Written exercise:
Report how many lines of the listing below include the word "Signature". Give nothing but the number.

* start *

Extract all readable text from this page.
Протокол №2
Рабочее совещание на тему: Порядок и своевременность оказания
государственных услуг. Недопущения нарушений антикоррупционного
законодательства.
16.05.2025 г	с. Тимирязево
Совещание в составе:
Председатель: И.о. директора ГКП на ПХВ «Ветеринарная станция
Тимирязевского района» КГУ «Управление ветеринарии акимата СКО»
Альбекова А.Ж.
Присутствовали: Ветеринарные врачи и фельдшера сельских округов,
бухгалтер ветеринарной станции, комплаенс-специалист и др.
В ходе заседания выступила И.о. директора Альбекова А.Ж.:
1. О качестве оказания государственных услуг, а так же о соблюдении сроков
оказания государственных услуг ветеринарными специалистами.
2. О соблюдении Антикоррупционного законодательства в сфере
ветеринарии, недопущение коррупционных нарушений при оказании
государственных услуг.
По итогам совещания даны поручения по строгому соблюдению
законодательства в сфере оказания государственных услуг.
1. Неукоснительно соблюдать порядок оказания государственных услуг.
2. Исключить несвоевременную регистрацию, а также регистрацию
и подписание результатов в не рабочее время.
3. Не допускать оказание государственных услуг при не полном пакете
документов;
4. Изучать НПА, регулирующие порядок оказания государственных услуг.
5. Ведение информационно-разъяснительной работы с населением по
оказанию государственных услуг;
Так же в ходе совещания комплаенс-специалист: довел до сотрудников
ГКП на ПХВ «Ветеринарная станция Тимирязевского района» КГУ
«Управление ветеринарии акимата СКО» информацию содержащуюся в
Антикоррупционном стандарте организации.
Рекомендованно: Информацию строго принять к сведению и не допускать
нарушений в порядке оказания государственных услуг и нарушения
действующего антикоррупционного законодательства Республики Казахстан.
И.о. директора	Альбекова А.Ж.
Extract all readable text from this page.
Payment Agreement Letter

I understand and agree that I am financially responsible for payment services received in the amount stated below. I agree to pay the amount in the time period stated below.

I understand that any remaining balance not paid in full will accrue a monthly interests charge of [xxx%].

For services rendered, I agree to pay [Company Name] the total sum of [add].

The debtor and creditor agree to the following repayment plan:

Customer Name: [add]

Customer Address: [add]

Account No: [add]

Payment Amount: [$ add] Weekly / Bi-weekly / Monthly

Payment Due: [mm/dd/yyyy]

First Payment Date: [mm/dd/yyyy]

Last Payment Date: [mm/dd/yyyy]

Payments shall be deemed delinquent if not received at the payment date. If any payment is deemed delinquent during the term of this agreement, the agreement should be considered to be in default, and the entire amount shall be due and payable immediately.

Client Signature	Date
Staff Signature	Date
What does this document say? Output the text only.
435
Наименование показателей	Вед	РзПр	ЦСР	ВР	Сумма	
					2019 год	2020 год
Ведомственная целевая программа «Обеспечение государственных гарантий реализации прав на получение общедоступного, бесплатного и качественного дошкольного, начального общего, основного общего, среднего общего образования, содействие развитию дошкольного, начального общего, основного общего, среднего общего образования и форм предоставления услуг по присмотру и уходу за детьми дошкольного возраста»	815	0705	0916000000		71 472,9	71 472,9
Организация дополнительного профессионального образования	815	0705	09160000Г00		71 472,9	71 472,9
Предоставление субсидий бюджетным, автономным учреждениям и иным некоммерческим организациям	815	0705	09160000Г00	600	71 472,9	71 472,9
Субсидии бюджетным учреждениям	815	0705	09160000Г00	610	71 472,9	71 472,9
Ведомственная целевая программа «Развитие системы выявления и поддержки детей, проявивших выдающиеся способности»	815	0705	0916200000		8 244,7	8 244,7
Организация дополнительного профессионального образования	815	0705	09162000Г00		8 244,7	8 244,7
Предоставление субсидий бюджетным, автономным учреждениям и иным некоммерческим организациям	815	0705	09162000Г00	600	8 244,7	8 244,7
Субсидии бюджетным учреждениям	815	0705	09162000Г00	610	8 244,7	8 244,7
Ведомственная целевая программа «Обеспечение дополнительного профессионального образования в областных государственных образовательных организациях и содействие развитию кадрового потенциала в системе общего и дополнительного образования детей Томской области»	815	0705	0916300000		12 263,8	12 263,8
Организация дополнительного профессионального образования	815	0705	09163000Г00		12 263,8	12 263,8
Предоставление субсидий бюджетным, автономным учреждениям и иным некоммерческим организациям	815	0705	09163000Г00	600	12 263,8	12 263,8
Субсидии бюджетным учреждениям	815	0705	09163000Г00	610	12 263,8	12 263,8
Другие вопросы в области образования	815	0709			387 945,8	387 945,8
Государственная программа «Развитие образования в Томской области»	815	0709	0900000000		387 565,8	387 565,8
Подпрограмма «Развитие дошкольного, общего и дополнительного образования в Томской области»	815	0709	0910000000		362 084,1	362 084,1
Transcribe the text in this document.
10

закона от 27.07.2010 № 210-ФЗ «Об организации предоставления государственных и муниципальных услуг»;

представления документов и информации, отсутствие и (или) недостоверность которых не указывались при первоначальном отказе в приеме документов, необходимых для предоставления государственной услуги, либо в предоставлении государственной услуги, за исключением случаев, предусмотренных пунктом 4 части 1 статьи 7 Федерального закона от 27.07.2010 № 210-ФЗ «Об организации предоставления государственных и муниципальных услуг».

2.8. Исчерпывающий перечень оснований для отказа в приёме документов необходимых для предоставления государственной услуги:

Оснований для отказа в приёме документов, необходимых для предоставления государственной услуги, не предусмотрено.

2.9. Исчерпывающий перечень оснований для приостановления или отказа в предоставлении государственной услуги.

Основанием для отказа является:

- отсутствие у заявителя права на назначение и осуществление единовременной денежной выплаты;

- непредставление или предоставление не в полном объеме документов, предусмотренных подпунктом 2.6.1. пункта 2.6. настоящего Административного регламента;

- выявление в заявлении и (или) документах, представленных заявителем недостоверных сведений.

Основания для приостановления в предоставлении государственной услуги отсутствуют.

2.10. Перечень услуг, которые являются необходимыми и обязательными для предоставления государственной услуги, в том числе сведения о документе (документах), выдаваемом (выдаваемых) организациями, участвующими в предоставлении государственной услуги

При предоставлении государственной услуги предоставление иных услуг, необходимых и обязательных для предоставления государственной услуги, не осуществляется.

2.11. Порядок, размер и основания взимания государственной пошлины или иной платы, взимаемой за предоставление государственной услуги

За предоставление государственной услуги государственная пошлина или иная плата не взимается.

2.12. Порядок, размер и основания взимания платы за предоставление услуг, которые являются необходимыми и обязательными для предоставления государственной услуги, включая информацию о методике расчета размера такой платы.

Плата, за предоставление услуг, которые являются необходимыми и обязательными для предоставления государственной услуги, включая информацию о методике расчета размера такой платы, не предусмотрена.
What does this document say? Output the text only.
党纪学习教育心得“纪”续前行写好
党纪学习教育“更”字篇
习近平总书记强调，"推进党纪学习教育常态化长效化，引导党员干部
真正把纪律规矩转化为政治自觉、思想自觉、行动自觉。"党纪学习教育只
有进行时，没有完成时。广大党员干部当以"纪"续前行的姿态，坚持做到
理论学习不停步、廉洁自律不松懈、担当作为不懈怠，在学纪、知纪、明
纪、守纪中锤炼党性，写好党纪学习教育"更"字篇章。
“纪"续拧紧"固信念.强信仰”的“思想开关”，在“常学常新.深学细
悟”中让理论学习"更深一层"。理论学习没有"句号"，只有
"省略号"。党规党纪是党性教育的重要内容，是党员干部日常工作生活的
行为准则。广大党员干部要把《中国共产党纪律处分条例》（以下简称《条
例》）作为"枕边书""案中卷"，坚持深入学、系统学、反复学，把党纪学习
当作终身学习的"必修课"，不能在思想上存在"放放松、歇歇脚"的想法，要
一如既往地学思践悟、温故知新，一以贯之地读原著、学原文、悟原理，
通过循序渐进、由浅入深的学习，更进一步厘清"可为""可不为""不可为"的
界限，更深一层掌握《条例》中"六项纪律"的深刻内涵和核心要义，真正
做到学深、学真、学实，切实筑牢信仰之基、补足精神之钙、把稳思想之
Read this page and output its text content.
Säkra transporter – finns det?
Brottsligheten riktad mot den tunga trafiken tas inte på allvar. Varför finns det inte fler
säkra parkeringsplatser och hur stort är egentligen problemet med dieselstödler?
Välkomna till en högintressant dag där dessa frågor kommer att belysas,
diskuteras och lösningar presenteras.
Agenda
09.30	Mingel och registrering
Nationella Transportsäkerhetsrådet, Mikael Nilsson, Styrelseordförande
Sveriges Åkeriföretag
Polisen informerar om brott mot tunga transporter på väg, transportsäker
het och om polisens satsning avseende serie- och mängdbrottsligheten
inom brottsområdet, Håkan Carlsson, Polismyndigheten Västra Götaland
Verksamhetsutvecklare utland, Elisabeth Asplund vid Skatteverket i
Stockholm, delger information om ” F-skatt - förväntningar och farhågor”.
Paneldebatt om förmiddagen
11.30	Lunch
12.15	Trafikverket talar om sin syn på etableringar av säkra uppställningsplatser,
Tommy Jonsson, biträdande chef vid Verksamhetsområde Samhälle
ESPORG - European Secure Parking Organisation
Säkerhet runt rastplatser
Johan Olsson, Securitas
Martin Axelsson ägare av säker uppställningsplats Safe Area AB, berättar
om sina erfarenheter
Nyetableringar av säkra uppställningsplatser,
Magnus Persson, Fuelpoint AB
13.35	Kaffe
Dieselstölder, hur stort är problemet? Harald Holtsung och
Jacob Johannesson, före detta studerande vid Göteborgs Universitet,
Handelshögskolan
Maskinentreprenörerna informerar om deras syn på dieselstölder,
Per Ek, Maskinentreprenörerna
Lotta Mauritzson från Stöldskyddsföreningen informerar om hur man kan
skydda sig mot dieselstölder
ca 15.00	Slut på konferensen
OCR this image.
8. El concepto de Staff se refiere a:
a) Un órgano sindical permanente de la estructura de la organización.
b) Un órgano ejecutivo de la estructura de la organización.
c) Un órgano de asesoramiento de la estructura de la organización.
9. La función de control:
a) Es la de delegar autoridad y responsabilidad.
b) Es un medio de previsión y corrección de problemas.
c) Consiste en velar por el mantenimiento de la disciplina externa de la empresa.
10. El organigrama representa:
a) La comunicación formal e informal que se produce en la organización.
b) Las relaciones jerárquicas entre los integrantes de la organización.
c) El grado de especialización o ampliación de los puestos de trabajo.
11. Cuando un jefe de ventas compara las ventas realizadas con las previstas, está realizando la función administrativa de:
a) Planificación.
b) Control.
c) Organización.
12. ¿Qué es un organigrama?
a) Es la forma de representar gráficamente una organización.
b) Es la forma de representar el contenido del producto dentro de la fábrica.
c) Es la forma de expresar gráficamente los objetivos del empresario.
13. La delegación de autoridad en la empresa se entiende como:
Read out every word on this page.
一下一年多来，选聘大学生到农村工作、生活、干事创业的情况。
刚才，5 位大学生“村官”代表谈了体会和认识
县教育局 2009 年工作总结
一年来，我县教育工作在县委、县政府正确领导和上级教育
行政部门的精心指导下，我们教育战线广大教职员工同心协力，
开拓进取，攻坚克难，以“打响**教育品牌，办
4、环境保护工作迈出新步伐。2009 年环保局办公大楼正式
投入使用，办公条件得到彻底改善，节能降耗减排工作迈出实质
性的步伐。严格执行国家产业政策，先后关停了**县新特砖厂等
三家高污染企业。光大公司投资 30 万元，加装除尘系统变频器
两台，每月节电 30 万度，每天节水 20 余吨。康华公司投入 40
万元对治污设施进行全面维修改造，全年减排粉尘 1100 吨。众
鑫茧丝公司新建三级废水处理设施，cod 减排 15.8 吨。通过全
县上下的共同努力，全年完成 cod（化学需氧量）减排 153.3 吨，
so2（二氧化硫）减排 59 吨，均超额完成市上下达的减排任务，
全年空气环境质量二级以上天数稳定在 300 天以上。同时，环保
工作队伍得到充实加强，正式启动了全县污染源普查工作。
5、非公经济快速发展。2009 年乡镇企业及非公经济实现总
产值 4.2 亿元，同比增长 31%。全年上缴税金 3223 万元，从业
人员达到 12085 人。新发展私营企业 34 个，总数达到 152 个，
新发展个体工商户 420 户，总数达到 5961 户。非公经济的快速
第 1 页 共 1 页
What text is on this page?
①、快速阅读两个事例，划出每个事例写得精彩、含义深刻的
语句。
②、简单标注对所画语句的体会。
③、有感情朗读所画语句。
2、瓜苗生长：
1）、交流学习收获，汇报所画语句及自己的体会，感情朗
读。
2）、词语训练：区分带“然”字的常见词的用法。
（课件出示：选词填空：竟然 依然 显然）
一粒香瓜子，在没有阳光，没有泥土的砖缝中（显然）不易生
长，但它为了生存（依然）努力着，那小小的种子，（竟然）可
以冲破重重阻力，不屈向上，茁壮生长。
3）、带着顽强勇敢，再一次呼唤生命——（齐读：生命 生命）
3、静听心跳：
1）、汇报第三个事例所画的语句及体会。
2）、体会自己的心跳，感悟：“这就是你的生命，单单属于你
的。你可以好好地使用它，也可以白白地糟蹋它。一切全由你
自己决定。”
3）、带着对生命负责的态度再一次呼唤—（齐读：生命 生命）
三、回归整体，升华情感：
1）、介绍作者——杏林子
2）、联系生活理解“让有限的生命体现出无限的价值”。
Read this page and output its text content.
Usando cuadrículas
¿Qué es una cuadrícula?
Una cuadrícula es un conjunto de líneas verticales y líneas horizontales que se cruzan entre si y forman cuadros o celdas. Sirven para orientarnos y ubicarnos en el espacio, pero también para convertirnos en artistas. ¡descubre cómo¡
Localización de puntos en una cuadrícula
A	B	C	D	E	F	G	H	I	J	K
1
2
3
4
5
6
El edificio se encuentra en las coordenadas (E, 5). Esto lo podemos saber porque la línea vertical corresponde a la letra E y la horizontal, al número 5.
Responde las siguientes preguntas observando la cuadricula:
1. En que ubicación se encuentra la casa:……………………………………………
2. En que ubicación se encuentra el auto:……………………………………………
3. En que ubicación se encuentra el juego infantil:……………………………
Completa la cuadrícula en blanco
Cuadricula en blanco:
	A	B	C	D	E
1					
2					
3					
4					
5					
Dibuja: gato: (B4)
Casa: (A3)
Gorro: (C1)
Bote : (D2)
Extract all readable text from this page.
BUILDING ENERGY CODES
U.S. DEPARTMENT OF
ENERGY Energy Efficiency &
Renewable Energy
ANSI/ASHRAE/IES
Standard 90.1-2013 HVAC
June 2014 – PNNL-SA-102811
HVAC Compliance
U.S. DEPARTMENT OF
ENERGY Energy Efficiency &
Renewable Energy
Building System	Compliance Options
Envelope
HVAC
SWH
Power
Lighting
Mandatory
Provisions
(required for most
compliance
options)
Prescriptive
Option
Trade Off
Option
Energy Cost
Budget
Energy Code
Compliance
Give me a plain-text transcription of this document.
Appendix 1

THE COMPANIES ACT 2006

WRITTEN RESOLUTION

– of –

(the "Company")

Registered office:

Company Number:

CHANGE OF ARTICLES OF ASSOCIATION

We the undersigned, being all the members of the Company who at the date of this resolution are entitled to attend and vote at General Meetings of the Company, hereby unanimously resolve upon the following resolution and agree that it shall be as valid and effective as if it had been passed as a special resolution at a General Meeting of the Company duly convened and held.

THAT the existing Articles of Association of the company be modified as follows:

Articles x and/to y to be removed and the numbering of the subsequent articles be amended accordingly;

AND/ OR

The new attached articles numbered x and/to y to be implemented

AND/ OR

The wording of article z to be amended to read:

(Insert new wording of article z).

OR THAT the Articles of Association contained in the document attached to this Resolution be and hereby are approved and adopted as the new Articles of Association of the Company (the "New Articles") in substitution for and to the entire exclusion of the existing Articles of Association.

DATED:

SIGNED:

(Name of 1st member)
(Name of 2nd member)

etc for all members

* end *

Solution to this task:
2